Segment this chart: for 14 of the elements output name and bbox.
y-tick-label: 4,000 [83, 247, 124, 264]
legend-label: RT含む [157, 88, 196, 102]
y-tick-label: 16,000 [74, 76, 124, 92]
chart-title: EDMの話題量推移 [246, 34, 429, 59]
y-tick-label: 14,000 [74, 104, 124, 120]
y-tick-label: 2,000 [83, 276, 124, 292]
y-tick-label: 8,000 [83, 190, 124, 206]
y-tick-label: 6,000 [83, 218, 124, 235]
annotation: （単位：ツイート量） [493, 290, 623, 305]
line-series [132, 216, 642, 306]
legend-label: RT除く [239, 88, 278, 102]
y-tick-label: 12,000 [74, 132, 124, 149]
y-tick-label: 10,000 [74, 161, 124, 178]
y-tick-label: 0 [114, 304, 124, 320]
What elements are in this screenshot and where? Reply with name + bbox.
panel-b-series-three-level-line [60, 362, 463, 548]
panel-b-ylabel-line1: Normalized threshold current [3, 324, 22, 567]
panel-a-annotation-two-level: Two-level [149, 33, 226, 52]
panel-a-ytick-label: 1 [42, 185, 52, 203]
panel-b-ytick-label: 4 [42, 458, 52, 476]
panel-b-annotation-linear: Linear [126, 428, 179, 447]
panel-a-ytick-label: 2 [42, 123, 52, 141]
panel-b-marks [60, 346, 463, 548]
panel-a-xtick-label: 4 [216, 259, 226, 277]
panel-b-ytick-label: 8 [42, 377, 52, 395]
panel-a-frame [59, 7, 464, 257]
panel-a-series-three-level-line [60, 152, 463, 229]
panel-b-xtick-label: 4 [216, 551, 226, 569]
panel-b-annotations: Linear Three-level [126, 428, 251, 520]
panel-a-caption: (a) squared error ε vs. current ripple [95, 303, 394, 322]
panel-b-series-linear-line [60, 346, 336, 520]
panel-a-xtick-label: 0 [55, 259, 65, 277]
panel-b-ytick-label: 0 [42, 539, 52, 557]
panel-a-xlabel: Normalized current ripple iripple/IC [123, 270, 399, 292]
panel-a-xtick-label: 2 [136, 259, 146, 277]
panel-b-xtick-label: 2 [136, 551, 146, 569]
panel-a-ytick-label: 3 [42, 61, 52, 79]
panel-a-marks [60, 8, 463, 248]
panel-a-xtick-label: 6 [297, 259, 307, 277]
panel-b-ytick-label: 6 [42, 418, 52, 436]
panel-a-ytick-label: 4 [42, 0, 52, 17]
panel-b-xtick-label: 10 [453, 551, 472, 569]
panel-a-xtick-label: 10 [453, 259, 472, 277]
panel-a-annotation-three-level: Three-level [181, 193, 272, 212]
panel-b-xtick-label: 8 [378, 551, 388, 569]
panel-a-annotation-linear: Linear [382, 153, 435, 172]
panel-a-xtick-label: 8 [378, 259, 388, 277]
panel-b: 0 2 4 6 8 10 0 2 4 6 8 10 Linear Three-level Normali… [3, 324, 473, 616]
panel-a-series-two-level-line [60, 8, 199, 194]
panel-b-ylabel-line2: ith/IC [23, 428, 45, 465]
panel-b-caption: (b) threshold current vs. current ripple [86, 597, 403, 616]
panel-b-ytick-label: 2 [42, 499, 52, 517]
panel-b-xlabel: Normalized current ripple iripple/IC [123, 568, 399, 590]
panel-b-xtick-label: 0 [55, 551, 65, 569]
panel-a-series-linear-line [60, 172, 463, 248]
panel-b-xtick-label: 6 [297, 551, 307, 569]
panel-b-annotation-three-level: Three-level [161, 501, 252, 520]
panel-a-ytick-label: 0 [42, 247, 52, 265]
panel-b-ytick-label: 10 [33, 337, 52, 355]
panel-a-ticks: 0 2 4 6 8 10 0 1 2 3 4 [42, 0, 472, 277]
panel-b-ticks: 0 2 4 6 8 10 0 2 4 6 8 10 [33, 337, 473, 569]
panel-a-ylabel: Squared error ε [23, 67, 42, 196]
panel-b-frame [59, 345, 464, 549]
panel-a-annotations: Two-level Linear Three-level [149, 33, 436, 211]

+ + +

**WORK TO COMPLETE**: Rewrite the records starting at the beginning and ending with the line that contains "panel-b-xtick-label: 8 [378, 551, 388, 569]", substituting "bounding box" for "bbox" and leaving everything else unchanged.

**THE ANSWER**:
Segment this chart: for 14 of the elements output name and bounding box.
y-tick-label: 4,000 [83, 247, 124, 264]
legend-label: RT含む [157, 88, 196, 102]
y-tick-label: 16,000 [74, 76, 124, 92]
chart-title: EDMの話題量推移 [246, 34, 429, 59]
y-tick-label: 14,000 [74, 104, 124, 120]
y-tick-label: 2,000 [83, 276, 124, 292]
y-tick-label: 8,000 [83, 190, 124, 206]
y-tick-label: 6,000 [83, 218, 124, 235]
annotation: （単位：ツイート量） [493, 290, 623, 305]
line-series [132, 216, 642, 306]
legend-label: RT除く [239, 88, 278, 102]
y-tick-label: 12,000 [74, 132, 124, 149]
y-tick-label: 10,000 [74, 161, 124, 178]
y-tick-label: 0 [114, 304, 124, 320]
What elements are in this screenshot and where? Reply with name + bounding box.
panel-b-series-three-level-line [60, 362, 463, 548]
panel-b-ylabel-line1: Normalized threshold current [3, 324, 22, 567]
panel-a-annotation-two-level: Two-level [149, 33, 226, 52]
panel-a-ytick-label: 1 [42, 185, 52, 203]
panel-b-ytick-label: 4 [42, 458, 52, 476]
panel-b-annotation-linear: Linear [126, 428, 179, 447]
panel-a-ytick-label: 2 [42, 123, 52, 141]
panel-b-marks [60, 346, 463, 548]
panel-a-xtick-label: 4 [216, 259, 226, 277]
panel-b-ytick-label: 8 [42, 377, 52, 395]
panel-a-frame [59, 7, 464, 257]
panel-a-series-three-level-line [60, 152, 463, 229]
panel-b-xtick-label: 4 [216, 551, 226, 569]
panel-b-annotations: Linear Three-level [126, 428, 251, 520]
panel-a-caption: (a) squared error ε vs. current ripple [95, 303, 394, 322]
panel-b-series-linear-line [60, 346, 336, 520]
panel-a-xtick-label: 0 [55, 259, 65, 277]
panel-b-ytick-label: 0 [42, 539, 52, 557]
panel-a-xlabel: Normalized current ripple iripple/IC [123, 270, 399, 292]
panel-a-xtick-label: 2 [136, 259, 146, 277]
panel-b-xtick-label: 2 [136, 551, 146, 569]
panel-a-ytick-label: 3 [42, 61, 52, 79]
panel-a-marks [60, 8, 463, 248]
panel-a-xtick-label: 6 [297, 259, 307, 277]
panel-b-ytick-label: 6 [42, 418, 52, 436]
panel-a-ytick-label: 4 [42, 0, 52, 17]
panel-b-xtick-label: 10 [453, 551, 472, 569]
panel-a-xtick-label: 10 [453, 259, 472, 277]
panel-a-annotation-three-level: Three-level [181, 193, 272, 212]
panel-b-xtick-label: 8 [378, 551, 388, 569]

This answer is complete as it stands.